### [JOB]
Drop all images and give the records again exactly.

## Start RECORDED DATA

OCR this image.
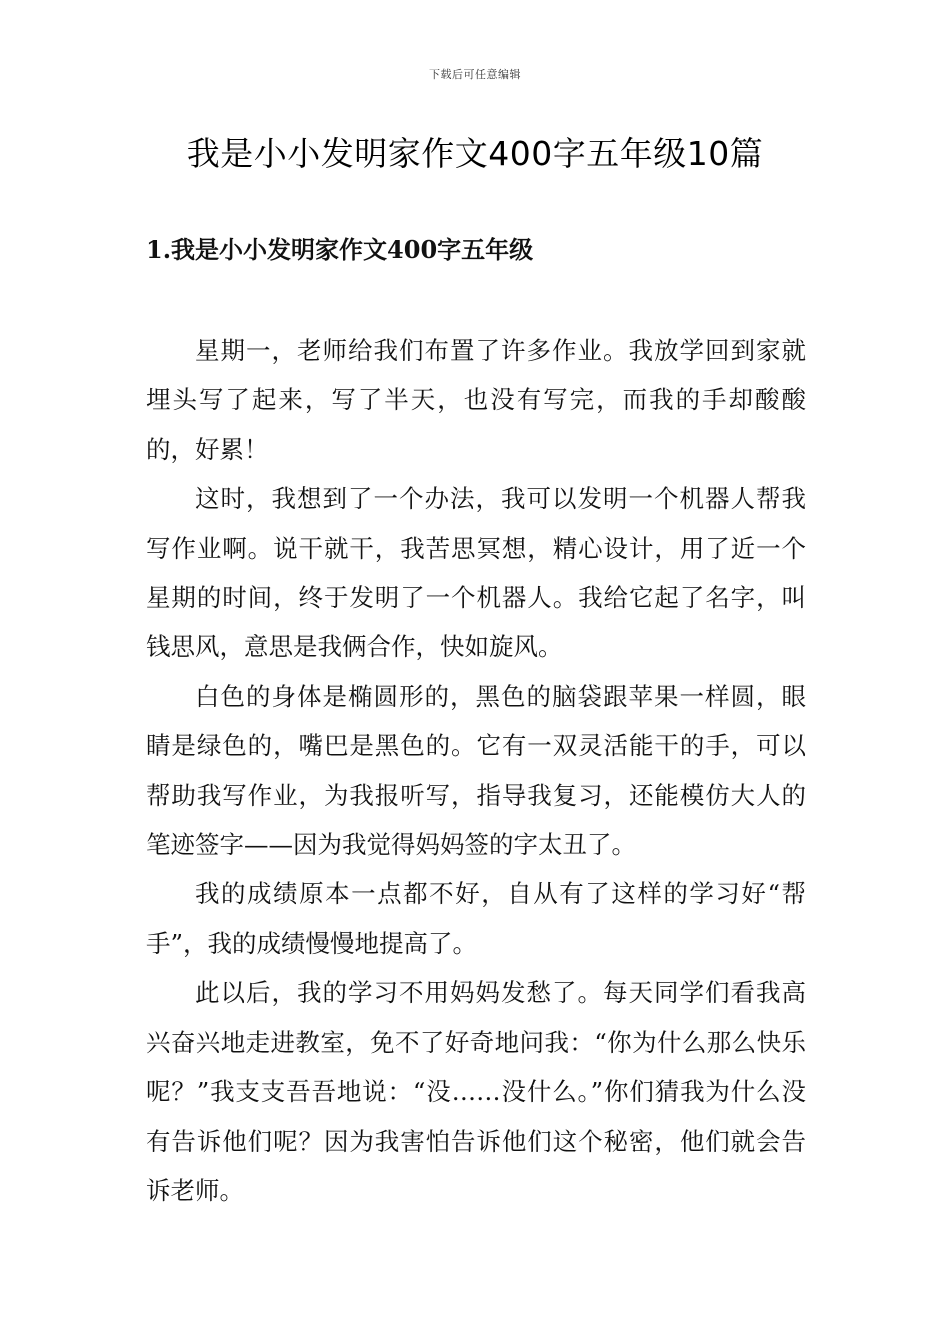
下载后可任意编辑
我是小小发明家作文400字五年级10篇
1.我是小小发明家作文400字五年级

星期一，老师给我们布置了许多作业。我放学回到家就埋头写了起来，写了半天，也没有写完，而我的手却酸酸的，好累！

这时，我想到了一个办法，我可以发明一个机器人帮我写作业啊。说干就干，我苦思冥想，精心设计，用了近一个星期的时间，终于发明了一个机器人。我给它起了名字，叫钱思风，意思是我俩合作，快如旋风。

白色的身体是椭圆形的，黑色的脑袋跟苹果一样圆，眼睛是绿色的，嘴巴是黑色的。它有一双灵活能干的手，可以帮助我写作业，为我报听写，指导我复习，还能模仿大人的笔迹签字——因为我觉得妈妈签的字太丑了。

我的成绩原本一点都不好，自从有了这样的学习好“帮手”，我的成绩慢慢地提高了。

此以后，我的学习不用妈妈发愁了。每天同学们看我高兴奋兴地走进教室，免不了好奇地问我：“你为什么那么快乐呢？”我支支吾吾地说：“没……没什么。”你们猜我为什么没有告诉他们呢？因为我害怕告诉他们这个秘密，他们就会告诉老师。
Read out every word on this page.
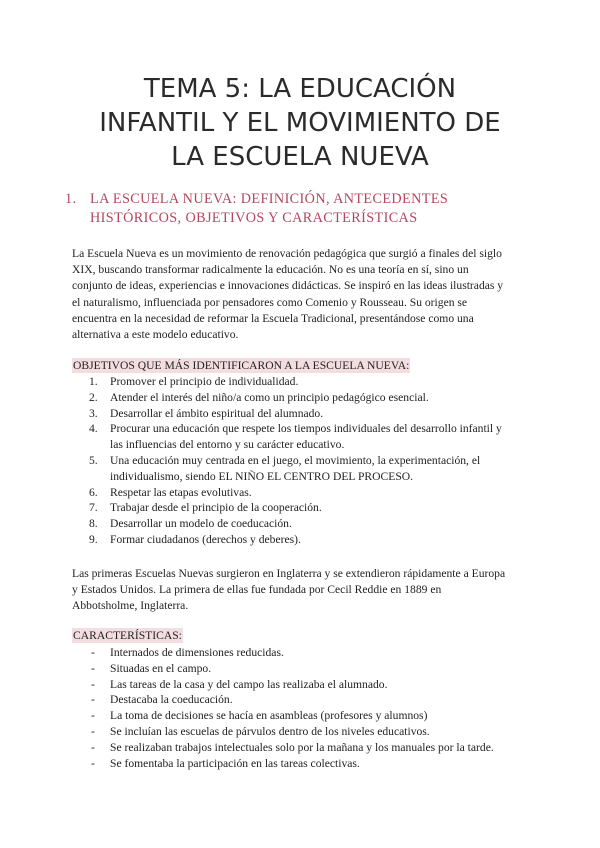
TEMA 5: LA EDUCACIÓN
INFANTIL Y EL MOVIMIENTO DE
LA ESCUELA NUEVA
1. LA ESCUELA NUEVA: DEFINICIÓN, ANTECEDENTES
HISTÓRICOS, OBJETIVOS Y CARACTERÍSTICAS
La Escuela Nueva es un movimiento de renovación pedagógica que surgió a finales del siglo
XIX, buscando transformar radicalmente la educación. No es una teoría en sí, sino un
conjunto de ideas, experiencias e innovaciones didácticas. Se inspiró en las ideas ilustradas y
el naturalismo, influenciada por pensadores como Comenio y Rousseau. Su origen se
encuentra en la necesidad de reformar la Escuela Tradicional, presentándose como una
alternativa a este modelo educativo.
OBJETIVOS QUE MÁS IDENTIFICARON A LA ESCUELA NUEVA:
1. Promover el principio de individualidad.
2. Atender el interés del niño/a como un principio pedagógico esencial.
3. Desarrollar el ámbito espiritual del alumnado.
4. Procurar una educación que respete los tiempos individuales del desarrollo infantil y
las influencias del entorno y su carácter educativo.
5. Una educación muy centrada en el juego, el movimiento, la experimentación, el
individualismo, siendo EL NIÑO EL CENTRO DEL PROCESO.
6. Respetar las etapas evolutivas.
7. Trabajar desde el principio de la cooperación.
8. Desarrollar un modelo de coeducación.
9. Formar ciudadanos (derechos y deberes).
Las primeras Escuelas Nuevas surgieron en Inglaterra y se extendieron rápidamente a Europa
y Estados Unidos. La primera de ellas fue fundada por Cecil Reddie en 1889 en
Abbotsholme, Inglaterra.
CARACTERÍSTICAS:
- Internados de dimensiones reducidas.
- Situadas en el campo.
- Las tareas de la casa y del campo las realizaba el alumnado.
- Destacaba la coeducación.
- La toma de decisiones se hacía en asambleas (profesores y alumnos)
- Se incluían las escuelas de párvulos dentro de los niveles educativos.
- Se realizaban trabajos intelectuales solo por la mañana y los manuales por la tarde.
- Se fomentaba la participación en las tareas colectivas.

## End RECORDED DATA

### [THE OUTPUT]
OCR this image.
下载后可任意编辑
我是小小发明家作文400字五年级10篇
1.我是小小发明家作文400字五年级

星期一，老师给我们布置了许多作业。我放学回到家就埋头写了起来，写了半天，也没有写完，而我的手却酸酸的，好累！

这时，我想到了一个办法，我可以发明一个机器人帮我写作业啊。说干就干，我苦思冥想，精心设计，用了近一个星期的时间，终于发明了一个机器人。我给它起了名字，叫钱思风，意思是我俩合作，快如旋风。

白色的身体是椭圆形的，黑色的脑袋跟苹果一样圆，眼睛是绿色的，嘴巴是黑色的。它有一双灵活能干的手，可以帮助我写作业，为我报听写，指导我复习，还能模仿大人的笔迹签字——因为我觉得妈妈签的字太丑了。

我的成绩原本一点都不好，自从有了这样的学习好“帮手”，我的成绩慢慢地提高了。

此以后，我的学习不用妈妈发愁了。每天同学们看我高兴奋兴地走进教室，免不了好奇地问我：“你为什么那么快乐呢？”我支支吾吾地说：“没……没什么。”你们猜我为什么没有告诉他们呢？因为我害怕告诉他们这个秘密，他们就会告诉老师。
Read out every word on this page.
TEMA 5: LA EDUCACIÓN
INFANTIL Y EL MOVIMIENTO DE
LA ESCUELA NUEVA
1. LA ESCUELA NUEVA: DEFINICIÓN, ANTECEDENTES
HISTÓRICOS, OBJETIVOS Y CARACTERÍSTICAS
La Escuela Nueva es un movimiento de renovación pedagógica que surgió a finales del siglo
XIX, buscando transformar radicalmente la educación. No es una teoría en sí, sino un
conjunto de ideas, experiencias e innovaciones didácticas. Se inspiró en las ideas ilustradas y
el naturalismo, influenciada por pensadores como Comenio y Rousseau. Su origen se
encuentra en la necesidad de reformar la Escuela Tradicional, presentándose como una
alternativa a este modelo educativo.
OBJETIVOS QUE MÁS IDENTIFICARON A LA ESCUELA NUEVA:
1. Promover el principio de individualidad.
2. Atender el interés del niño/a como un principio pedagógico esencial.
3. Desarrollar el ámbito espiritual del alumnado.
4. Procurar una educación que respete los tiempos individuales del desarrollo infantil y
las influencias del entorno y su carácter educativo.
5. Una educación muy centrada en el juego, el movimiento, la experimentación, el
individualismo, siendo EL NIÑO EL CENTRO DEL PROCESO.
6. Respetar las etapas evolutivas.
7. Trabajar desde el principio de la cooperación.
8. Desarrollar un modelo de coeducación.
9. Formar ciudadanos (derechos y deberes).
Las primeras Escuelas Nuevas surgieron en Inglaterra y se extendieron rápidamente a Europa
y Estados Unidos. La primera de ellas fue fundada por Cecil Reddie en 1889 en
Abbotsholme, Inglaterra.
CARACTERÍSTICAS:
- Internados de dimensiones reducidas.
- Situadas en el campo.
- Las tareas de la casa y del campo las realizaba el alumnado.
- Destacaba la coeducación.
- La toma de decisiones se hacía en asambleas (profesores y alumnos)
- Se incluían las escuelas de párvulos dentro de los niveles educativos.
- Se realizaban trabajos intelectuales solo por la mañana y los manuales por la tarde.
- Se fomentaba la participación en las tareas colectivas.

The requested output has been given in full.